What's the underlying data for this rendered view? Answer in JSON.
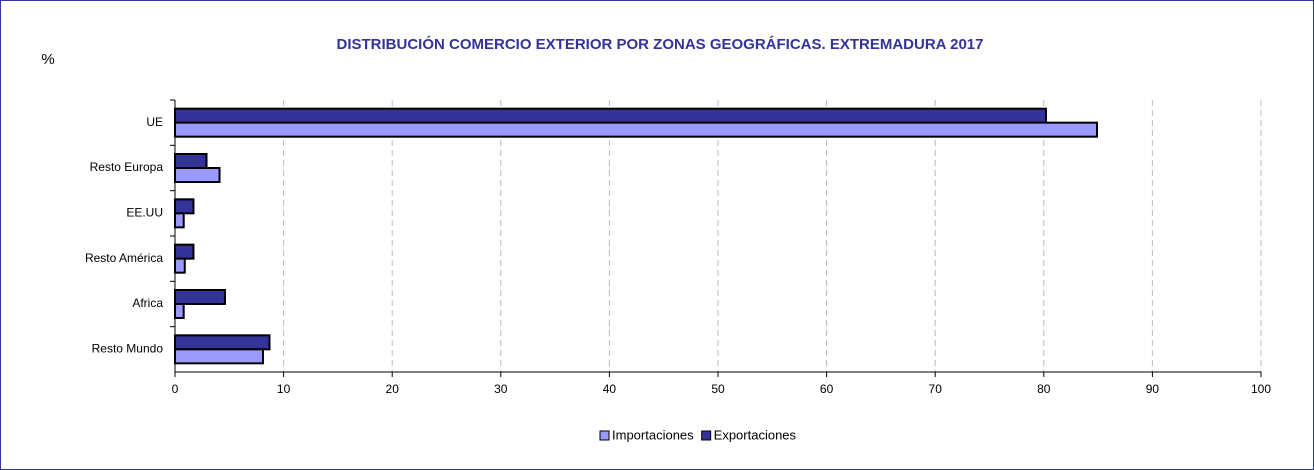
{
  "chart_data": {
    "type": "hbar",
    "title": "DISTRIBUCIÓN COMERCIO EXTERIOR POR ZONAS GEOGRÁFICAS. EXTREMADURA 2017",
    "y_label": "%",
    "categories": [
      "UE",
      "Resto Europa",
      "EE.UU",
      "Resto América",
      "Africa",
      "Resto Mundo"
    ],
    "series": [
      {
        "name": "Importaciones",
        "color": "#9999ff",
        "values": [
          84.9,
          4.1,
          0.8,
          0.9,
          0.8,
          8.1
        ]
      },
      {
        "name": "Exportaciones",
        "color": "#333399",
        "values": [
          80.2,
          2.9,
          1.7,
          1.7,
          4.6,
          8.7
        ]
      }
    ],
    "xlim": [
      0,
      100
    ],
    "xticks": [
      0,
      10,
      20,
      30,
      40,
      50,
      60,
      70,
      80,
      90,
      100
    ],
    "grid": true,
    "legend": "bottom"
  }
}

++++++++

REQUIRED TASK - Please set down each line of the data above exactly as written, without the pictures.

THE ANSWER -
What's the underlying data for this rendered view? Answer in JSON.
{
  "chart_data": {
    "type": "hbar",
    "title": "DISTRIBUCIÓN COMERCIO EXTERIOR POR ZONAS GEOGRÁFICAS. EXTREMADURA 2017",
    "y_label": "%",
    "categories": [
      "UE",
      "Resto Europa",
      "EE.UU",
      "Resto América",
      "Africa",
      "Resto Mundo"
    ],
    "series": [
      {
        "name": "Importaciones",
        "color": "#9999ff",
        "values": [
          84.9,
          4.1,
          0.8,
          0.9,
          0.8,
          8.1
        ]
      },
      {
        "name": "Exportaciones",
        "color": "#333399",
        "values": [
          80.2,
          2.9,
          1.7,
          1.7,
          4.6,
          8.7
        ]
      }
    ],
    "xlim": [
      0,
      100
    ],
    "xticks": [
      0,
      10,
      20,
      30,
      40,
      50,
      60,
      70,
      80,
      90,
      100
    ],
    "grid": true,
    "legend": "bottom"
  }
}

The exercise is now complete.